## Start
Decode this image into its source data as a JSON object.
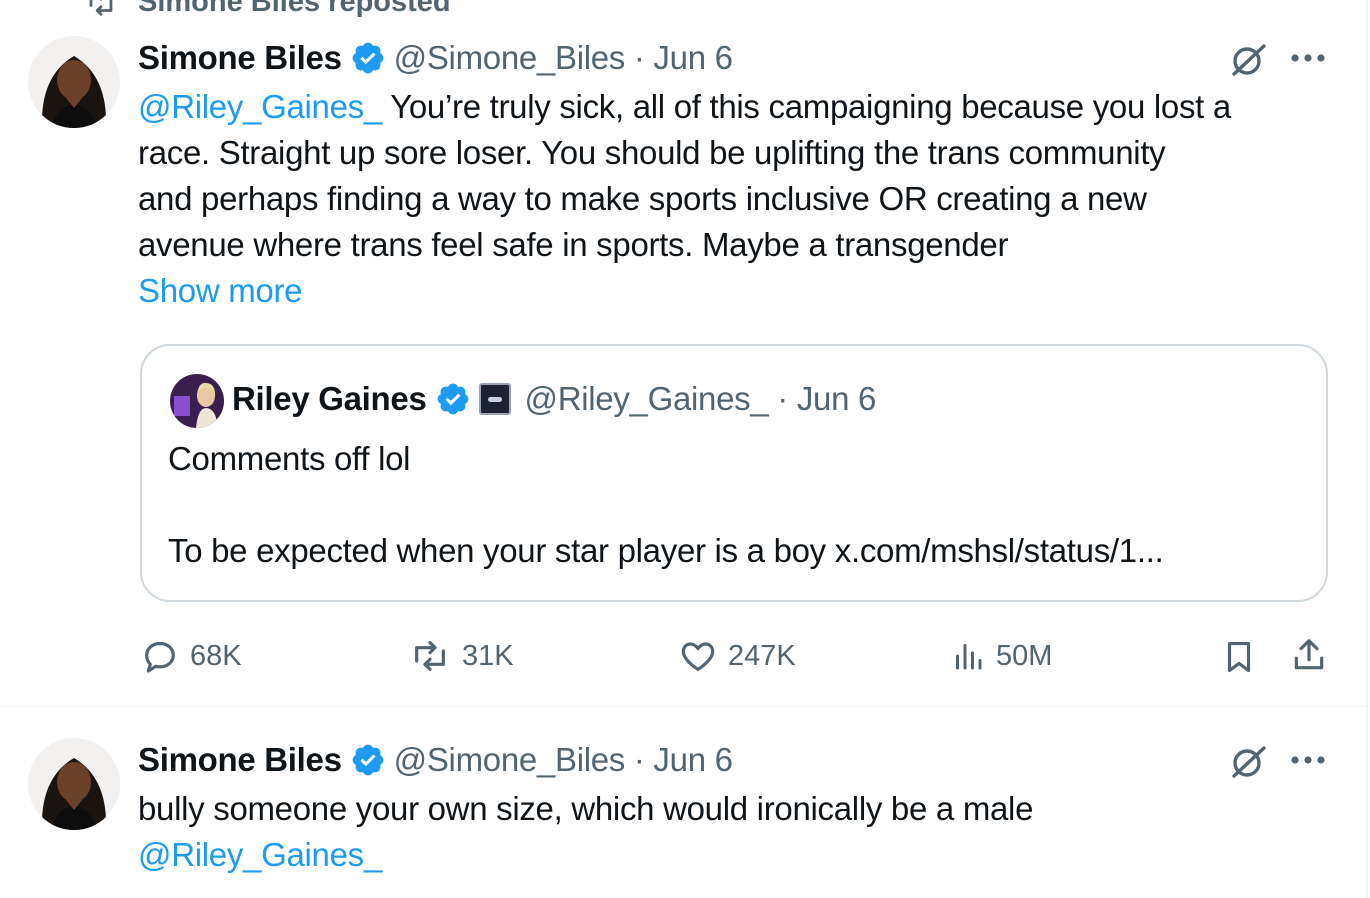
{
  "repost_banner": {
    "text": "Simone Biles reposted"
  },
  "tweet1": {
    "author_name": "Simone Biles",
    "handle_date": "@Simone_Biles · Jun 6",
    "mention": "@Riley_Gaines_",
    "text_line1": " You’re truly sick, all of this campaigning because you lost a",
    "text_line2": "race. Straight up sore loser. You should be uplifting the trans community",
    "text_line3": "and perhaps finding a way to make sports inclusive OR creating a new",
    "text_line4": "avenue where trans feel safe in sports. Maybe a transgender",
    "show_more": "Show more",
    "quote": {
      "author_name": "Riley Gaines",
      "handle_date": "@Riley_Gaines_ · Jun 6",
      "line1": "Comments off lol",
      "line2": "To be expected when your star player is a boy x.com/mshsl/status/1..."
    },
    "actions": {
      "replies": "68K",
      "reposts": "31K",
      "likes": "247K",
      "views": "50M"
    }
  },
  "tweet2": {
    "author_name": "Simone Biles",
    "handle_date": "@Simone_Biles · Jun 6",
    "text_line1": "bully someone your own size, which would ironically be a male",
    "mention": "@Riley_Gaines_"
  },
  "colors": {
    "accent": "#1d9bf0",
    "muted": "#536471",
    "text": "#0f1419",
    "border": "#cfd9de"
  }
}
## End
→ **What the task asks**: Without including any pictures, print all of the material exactly as given.

→ **Result of this task**:
Decode this image into its source data as a JSON object.
{
  "repost_banner": {
    "text": "Simone Biles reposted"
  },
  "tweet1": {
    "author_name": "Simone Biles",
    "handle_date": "@Simone_Biles · Jun 6",
    "mention": "@Riley_Gaines_",
    "text_line1": " You’re truly sick, all of this campaigning because you lost a",
    "text_line2": "race. Straight up sore loser. You should be uplifting the trans community",
    "text_line3": "and perhaps finding a way to make sports inclusive OR creating a new",
    "text_line4": "avenue where trans feel safe in sports. Maybe a transgender",
    "show_more": "Show more",
    "quote": {
      "author_name": "Riley Gaines",
      "handle_date": "@Riley_Gaines_ · Jun 6",
      "line1": "Comments off lol",
      "line2": "To be expected when your star player is a boy x.com/mshsl/status/1..."
    },
    "actions": {
      "replies": "68K",
      "reposts": "31K",
      "likes": "247K",
      "views": "50M"
    }
  },
  "tweet2": {
    "author_name": "Simone Biles",
    "handle_date": "@Simone_Biles · Jun 6",
    "text_line1": "bully someone your own size, which would ironically be a male",
    "mention": "@Riley_Gaines_"
  },
  "colors": {
    "accent": "#1d9bf0",
    "muted": "#536471",
    "text": "#0f1419",
    "border": "#cfd9de"
  }
}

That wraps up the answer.